## TASK PROMPT
Each record below should appear again exactly as written.

>> Start DATA SECTION

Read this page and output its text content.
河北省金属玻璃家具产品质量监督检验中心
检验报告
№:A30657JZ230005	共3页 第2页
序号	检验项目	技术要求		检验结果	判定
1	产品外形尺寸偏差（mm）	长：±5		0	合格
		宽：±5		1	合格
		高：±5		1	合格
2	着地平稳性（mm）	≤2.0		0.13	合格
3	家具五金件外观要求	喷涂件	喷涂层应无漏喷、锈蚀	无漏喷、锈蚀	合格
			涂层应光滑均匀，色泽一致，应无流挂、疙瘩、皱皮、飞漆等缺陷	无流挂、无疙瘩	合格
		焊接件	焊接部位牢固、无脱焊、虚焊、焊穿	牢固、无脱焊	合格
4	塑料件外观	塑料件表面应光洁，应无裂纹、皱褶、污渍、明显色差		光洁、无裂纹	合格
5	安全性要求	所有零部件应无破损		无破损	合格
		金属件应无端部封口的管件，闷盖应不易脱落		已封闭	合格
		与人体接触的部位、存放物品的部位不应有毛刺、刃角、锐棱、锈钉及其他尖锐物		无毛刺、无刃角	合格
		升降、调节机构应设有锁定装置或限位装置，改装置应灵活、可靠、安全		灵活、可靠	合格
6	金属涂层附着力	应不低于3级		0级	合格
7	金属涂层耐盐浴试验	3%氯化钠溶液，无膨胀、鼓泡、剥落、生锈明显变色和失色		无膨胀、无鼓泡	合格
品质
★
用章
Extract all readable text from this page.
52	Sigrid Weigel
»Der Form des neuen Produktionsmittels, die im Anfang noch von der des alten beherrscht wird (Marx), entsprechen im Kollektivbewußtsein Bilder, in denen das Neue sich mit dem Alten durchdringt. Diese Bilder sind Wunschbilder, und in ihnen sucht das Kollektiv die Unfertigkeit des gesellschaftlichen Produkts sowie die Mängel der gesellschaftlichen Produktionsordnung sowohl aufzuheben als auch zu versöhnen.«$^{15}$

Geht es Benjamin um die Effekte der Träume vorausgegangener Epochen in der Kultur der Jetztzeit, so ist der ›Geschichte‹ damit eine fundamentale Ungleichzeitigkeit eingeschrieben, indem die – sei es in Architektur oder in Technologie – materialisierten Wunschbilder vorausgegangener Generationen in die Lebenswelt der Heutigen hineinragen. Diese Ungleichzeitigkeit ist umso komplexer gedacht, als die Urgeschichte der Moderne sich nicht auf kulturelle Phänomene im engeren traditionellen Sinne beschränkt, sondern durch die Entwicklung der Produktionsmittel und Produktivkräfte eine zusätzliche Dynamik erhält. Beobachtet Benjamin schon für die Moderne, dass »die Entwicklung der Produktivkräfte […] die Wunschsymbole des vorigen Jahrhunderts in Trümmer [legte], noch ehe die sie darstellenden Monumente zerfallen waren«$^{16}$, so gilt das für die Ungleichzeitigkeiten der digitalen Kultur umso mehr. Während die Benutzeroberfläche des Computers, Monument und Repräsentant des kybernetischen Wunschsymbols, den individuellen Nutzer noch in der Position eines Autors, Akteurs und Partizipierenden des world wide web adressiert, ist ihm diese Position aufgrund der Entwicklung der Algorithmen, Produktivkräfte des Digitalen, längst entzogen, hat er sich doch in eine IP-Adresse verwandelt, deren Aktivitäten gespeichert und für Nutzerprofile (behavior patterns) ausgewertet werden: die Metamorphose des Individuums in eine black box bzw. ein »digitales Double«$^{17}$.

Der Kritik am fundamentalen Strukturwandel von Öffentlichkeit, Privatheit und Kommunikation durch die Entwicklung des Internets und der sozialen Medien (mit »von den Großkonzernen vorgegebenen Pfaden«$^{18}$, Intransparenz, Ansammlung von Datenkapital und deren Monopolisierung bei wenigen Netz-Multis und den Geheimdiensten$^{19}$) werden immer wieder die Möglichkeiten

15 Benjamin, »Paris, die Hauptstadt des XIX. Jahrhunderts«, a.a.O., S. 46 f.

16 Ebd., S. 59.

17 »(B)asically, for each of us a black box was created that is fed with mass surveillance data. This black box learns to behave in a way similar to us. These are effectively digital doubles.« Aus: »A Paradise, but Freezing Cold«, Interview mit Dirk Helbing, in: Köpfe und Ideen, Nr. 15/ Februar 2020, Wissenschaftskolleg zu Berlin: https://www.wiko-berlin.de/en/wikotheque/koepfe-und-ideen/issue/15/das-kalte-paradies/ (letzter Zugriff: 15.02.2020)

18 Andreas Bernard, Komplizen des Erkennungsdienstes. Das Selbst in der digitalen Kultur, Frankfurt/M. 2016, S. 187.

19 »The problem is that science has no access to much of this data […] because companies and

>> End DATA SECTION

## FINAL ANSWER
Read this page and output its text content.
河北省金属玻璃家具产品质量监督检验中心
检验报告
№:A30657JZ230005	共3页 第2页
序号	检验项目	技术要求		检验结果	判定
1	产品外形尺寸偏差（mm）	长：±5		0	合格
		宽：±5		1	合格
		高：±5		1	合格
2	着地平稳性（mm）	≤2.0		0.13	合格
3	家具五金件外观要求	喷涂件	喷涂层应无漏喷、锈蚀	无漏喷、锈蚀	合格
			涂层应光滑均匀，色泽一致，应无流挂、疙瘩、皱皮、飞漆等缺陷	无流挂、无疙瘩	合格
		焊接件	焊接部位牢固、无脱焊、虚焊、焊穿	牢固、无脱焊	合格
4	塑料件外观	塑料件表面应光洁，应无裂纹、皱褶、污渍、明显色差		光洁、无裂纹	合格
5	安全性要求	所有零部件应无破损		无破损	合格
		金属件应无端部封口的管件，闷盖应不易脱落		已封闭	合格
		与人体接触的部位、存放物品的部位不应有毛刺、刃角、锐棱、锈钉及其他尖锐物		无毛刺、无刃角	合格
		升降、调节机构应设有锁定装置或限位装置，改装置应灵活、可靠、安全		灵活、可靠	合格
6	金属涂层附着力	应不低于3级		0级	合格
7	金属涂层耐盐浴试验	3%氯化钠溶液，无膨胀、鼓泡、剥落、生锈明显变色和失色		无膨胀、无鼓泡	合格
品质
★
用章
Extract all readable text from this page.
52	Sigrid Weigel
»Der Form des neuen Produktionsmittels, die im Anfang noch von der des alten beherrscht wird (Marx), entsprechen im Kollektivbewußtsein Bilder, in denen das Neue sich mit dem Alten durchdringt. Diese Bilder sind Wunschbilder, und in ihnen sucht das Kollektiv die Unfertigkeit des gesellschaftlichen Produkts sowie die Mängel der gesellschaftlichen Produktionsordnung sowohl aufzuheben als auch zu versöhnen.«$^{15}$

Geht es Benjamin um die Effekte der Träume vorausgegangener Epochen in der Kultur der Jetztzeit, so ist der ›Geschichte‹ damit eine fundamentale Ungleichzeitigkeit eingeschrieben, indem die – sei es in Architektur oder in Technologie – materialisierten Wunschbilder vorausgegangener Generationen in die Lebenswelt der Heutigen hineinragen. Diese Ungleichzeitigkeit ist umso komplexer gedacht, als die Urgeschichte der Moderne sich nicht auf kulturelle Phänomene im engeren traditionellen Sinne beschränkt, sondern durch die Entwicklung der Produktionsmittel und Produktivkräfte eine zusätzliche Dynamik erhält. Beobachtet Benjamin schon für die Moderne, dass »die Entwicklung der Produktivkräfte […] die Wunschsymbole des vorigen Jahrhunderts in Trümmer [legte], noch ehe die sie darstellenden Monumente zerfallen waren«$^{16}$, so gilt das für die Ungleichzeitigkeiten der digitalen Kultur umso mehr. Während die Benutzeroberfläche des Computers, Monument und Repräsentant des kybernetischen Wunschsymbols, den individuellen Nutzer noch in der Position eines Autors, Akteurs und Partizipierenden des world wide web adressiert, ist ihm diese Position aufgrund der Entwicklung der Algorithmen, Produktivkräfte des Digitalen, längst entzogen, hat er sich doch in eine IP-Adresse verwandelt, deren Aktivitäten gespeichert und für Nutzerprofile (behavior patterns) ausgewertet werden: die Metamorphose des Individuums in eine black box bzw. ein »digitales Double«$^{17}$.

Der Kritik am fundamentalen Strukturwandel von Öffentlichkeit, Privatheit und Kommunikation durch die Entwicklung des Internets und der sozialen Medien (mit »von den Großkonzernen vorgegebenen Pfaden«$^{18}$, Intransparenz, Ansammlung von Datenkapital und deren Monopolisierung bei wenigen Netz-Multis und den Geheimdiensten$^{19}$) werden immer wieder die Möglichkeiten

15 Benjamin, »Paris, die Hauptstadt des XIX. Jahrhunderts«, a.a.O., S. 46 f.

16 Ebd., S. 59.

17 »(B)asically, for each of us a black box was created that is fed with mass surveillance data. This black box learns to behave in a way similar to us. These are effectively digital doubles.« Aus: »A Paradise, but Freezing Cold«, Interview mit Dirk Helbing, in: Köpfe und Ideen, Nr. 15/ Februar 2020, Wissenschaftskolleg zu Berlin: https://www.wiko-berlin.de/en/wikotheque/koepfe-und-ideen/issue/15/das-kalte-paradies/ (letzter Zugriff: 15.02.2020)

18 Andreas Bernard, Komplizen des Erkennungsdienstes. Das Selbst in der digitalen Kultur, Frankfurt/M. 2016, S. 187.

19 »The problem is that science has no access to much of this data […] because companies and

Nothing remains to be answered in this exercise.